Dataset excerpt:
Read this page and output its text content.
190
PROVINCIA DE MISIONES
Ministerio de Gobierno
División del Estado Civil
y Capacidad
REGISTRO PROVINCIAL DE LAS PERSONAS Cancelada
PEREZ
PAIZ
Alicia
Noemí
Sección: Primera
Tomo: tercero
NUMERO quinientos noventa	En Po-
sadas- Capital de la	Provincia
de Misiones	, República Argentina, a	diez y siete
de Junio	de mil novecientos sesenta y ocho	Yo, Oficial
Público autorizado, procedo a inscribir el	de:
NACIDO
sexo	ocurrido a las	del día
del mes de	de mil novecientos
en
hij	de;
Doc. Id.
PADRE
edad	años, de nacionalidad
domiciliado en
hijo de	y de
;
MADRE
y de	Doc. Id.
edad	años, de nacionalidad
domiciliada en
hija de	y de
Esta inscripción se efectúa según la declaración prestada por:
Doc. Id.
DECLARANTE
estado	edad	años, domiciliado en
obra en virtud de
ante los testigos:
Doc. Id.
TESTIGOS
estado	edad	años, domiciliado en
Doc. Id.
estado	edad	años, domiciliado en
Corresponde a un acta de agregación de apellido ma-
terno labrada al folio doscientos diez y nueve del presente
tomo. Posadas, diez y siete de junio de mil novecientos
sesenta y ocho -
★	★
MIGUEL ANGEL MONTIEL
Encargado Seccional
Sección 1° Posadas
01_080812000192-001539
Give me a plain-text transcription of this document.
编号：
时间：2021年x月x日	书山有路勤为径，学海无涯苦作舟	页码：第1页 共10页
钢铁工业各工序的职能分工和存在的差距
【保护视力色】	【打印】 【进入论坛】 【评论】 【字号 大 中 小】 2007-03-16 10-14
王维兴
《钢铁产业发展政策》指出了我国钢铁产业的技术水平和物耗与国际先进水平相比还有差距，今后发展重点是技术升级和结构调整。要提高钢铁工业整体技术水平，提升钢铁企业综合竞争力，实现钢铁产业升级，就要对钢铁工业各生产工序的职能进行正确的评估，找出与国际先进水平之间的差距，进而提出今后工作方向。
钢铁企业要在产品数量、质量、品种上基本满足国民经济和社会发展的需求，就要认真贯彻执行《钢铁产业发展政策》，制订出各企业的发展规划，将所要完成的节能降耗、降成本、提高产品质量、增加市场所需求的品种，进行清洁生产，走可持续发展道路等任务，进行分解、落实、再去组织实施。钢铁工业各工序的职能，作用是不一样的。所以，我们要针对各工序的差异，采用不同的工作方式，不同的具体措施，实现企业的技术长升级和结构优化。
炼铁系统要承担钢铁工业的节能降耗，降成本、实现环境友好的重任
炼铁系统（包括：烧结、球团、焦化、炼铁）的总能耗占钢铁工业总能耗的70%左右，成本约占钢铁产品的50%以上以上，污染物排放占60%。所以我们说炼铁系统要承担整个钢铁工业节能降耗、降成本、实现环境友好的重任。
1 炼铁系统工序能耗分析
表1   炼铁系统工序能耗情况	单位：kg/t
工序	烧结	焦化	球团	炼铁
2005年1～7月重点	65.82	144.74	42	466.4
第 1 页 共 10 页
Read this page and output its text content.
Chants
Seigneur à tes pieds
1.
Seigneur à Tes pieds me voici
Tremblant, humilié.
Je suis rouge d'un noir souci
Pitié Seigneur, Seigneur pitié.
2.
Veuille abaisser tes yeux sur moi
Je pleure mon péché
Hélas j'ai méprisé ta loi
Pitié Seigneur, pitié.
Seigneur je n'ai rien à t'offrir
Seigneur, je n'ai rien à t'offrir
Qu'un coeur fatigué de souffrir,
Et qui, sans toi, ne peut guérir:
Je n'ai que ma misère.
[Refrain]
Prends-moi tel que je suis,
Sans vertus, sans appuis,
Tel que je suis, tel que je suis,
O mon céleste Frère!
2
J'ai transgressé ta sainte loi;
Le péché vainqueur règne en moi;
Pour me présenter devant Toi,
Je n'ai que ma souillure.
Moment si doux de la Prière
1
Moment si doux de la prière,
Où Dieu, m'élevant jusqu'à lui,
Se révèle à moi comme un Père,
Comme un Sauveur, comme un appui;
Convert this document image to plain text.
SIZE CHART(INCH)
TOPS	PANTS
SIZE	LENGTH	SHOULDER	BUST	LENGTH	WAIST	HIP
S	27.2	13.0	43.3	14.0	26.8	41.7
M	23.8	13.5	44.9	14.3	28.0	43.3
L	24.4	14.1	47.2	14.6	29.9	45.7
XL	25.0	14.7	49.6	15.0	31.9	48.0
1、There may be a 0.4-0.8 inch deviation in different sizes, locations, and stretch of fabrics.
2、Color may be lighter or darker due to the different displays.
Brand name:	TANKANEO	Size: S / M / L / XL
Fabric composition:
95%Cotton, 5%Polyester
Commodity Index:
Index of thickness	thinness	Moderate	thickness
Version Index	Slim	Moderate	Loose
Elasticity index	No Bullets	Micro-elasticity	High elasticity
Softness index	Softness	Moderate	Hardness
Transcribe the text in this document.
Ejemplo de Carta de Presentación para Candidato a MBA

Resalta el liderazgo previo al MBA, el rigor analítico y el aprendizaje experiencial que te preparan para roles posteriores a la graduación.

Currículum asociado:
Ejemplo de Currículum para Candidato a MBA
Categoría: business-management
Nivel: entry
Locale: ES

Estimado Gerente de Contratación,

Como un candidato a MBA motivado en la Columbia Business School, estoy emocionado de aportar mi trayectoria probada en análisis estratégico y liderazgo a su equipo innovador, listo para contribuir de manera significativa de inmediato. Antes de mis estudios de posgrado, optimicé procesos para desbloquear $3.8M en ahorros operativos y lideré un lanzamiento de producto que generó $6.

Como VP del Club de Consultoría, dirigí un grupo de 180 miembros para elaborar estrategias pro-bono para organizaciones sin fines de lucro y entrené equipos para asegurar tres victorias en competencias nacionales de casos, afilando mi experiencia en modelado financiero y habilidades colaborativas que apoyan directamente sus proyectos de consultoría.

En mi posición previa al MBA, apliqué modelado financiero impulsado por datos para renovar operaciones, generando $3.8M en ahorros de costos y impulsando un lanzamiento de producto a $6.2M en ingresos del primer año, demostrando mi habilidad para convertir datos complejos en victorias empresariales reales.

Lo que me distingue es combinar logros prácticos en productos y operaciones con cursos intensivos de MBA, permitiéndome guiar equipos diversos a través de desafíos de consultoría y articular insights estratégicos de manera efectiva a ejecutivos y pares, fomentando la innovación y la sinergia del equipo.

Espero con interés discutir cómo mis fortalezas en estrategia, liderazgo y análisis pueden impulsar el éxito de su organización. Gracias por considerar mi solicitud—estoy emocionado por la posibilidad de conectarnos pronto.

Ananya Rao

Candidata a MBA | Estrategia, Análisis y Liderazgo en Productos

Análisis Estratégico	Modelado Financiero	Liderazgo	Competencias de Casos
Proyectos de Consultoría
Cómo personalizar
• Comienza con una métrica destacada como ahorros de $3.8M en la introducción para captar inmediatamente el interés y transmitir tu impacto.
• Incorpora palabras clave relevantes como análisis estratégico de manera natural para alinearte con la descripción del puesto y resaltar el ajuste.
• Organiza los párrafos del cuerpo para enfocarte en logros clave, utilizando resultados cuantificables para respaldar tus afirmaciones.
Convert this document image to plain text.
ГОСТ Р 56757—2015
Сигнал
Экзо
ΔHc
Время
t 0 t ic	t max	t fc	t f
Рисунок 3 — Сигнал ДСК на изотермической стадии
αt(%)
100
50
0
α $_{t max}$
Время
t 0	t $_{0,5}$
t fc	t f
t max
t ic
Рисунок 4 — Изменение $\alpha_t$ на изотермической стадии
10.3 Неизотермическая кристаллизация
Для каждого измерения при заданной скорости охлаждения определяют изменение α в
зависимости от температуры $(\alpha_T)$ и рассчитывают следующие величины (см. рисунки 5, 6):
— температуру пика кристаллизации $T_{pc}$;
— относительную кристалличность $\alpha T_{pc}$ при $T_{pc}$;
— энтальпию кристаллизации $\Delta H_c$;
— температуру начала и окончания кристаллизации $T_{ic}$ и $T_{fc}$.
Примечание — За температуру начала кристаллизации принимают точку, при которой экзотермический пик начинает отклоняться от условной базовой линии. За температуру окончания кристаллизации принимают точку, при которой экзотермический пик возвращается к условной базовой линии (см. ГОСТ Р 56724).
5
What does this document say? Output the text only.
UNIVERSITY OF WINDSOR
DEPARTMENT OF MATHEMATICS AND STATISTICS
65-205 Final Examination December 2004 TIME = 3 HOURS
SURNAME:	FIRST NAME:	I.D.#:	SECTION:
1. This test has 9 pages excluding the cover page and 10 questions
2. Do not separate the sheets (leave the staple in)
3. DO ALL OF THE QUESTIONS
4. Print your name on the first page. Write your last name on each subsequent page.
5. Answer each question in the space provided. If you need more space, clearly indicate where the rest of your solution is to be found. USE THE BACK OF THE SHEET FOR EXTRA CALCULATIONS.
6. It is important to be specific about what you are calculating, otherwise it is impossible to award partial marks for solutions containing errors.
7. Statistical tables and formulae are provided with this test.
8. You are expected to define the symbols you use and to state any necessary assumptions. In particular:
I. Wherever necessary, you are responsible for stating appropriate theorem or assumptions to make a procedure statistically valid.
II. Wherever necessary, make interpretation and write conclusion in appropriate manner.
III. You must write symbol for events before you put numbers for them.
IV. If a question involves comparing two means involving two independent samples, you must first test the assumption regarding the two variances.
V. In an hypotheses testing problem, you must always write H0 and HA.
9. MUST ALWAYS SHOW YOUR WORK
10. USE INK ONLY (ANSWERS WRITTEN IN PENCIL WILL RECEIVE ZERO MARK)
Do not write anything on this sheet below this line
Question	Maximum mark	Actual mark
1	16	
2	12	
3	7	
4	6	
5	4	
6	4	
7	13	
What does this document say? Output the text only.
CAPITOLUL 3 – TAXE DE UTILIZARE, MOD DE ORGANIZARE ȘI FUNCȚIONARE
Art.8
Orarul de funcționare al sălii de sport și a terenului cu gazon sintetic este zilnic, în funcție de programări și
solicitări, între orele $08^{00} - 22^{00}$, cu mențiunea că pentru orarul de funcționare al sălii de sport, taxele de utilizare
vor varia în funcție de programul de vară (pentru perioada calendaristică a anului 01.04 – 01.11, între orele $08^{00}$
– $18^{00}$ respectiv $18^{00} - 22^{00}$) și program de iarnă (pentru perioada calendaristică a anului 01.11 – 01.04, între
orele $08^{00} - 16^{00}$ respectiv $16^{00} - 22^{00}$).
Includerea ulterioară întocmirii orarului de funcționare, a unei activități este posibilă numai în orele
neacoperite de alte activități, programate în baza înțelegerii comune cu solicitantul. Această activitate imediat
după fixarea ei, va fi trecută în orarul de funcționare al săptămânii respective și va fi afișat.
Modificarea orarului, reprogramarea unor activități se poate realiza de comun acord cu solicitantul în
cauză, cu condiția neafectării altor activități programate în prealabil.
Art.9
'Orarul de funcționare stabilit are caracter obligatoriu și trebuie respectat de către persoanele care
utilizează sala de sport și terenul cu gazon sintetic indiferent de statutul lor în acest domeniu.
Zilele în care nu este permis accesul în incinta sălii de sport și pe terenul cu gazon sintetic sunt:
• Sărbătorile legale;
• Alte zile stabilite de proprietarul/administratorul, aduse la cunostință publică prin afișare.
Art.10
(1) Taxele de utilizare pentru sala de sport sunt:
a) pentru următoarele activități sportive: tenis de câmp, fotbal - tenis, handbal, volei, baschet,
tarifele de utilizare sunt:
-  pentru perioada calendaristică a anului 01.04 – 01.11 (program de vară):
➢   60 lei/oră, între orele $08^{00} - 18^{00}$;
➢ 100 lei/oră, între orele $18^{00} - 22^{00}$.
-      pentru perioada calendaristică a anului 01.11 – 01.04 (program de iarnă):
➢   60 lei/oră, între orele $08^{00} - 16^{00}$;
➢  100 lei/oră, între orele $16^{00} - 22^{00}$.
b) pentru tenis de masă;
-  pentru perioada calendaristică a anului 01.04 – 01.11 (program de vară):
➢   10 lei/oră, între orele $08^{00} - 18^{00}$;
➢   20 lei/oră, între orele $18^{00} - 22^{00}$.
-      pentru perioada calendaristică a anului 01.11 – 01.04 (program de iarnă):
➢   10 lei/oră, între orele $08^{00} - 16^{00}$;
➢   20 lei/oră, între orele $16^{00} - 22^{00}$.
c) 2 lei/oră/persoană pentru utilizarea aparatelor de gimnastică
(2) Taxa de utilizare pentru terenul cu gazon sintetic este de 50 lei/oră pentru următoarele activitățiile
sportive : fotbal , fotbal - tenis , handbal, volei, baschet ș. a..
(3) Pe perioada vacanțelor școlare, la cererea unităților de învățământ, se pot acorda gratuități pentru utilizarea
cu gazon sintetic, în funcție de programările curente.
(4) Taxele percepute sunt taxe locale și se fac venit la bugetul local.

## [Exercise directions]
Copy all lines from the listing that contain "Ejemplo".

## [Task answer]
Ejemplo de Carta de Presentación para Candidato a MBA
Ejemplo de Currículum para Candidato a MBA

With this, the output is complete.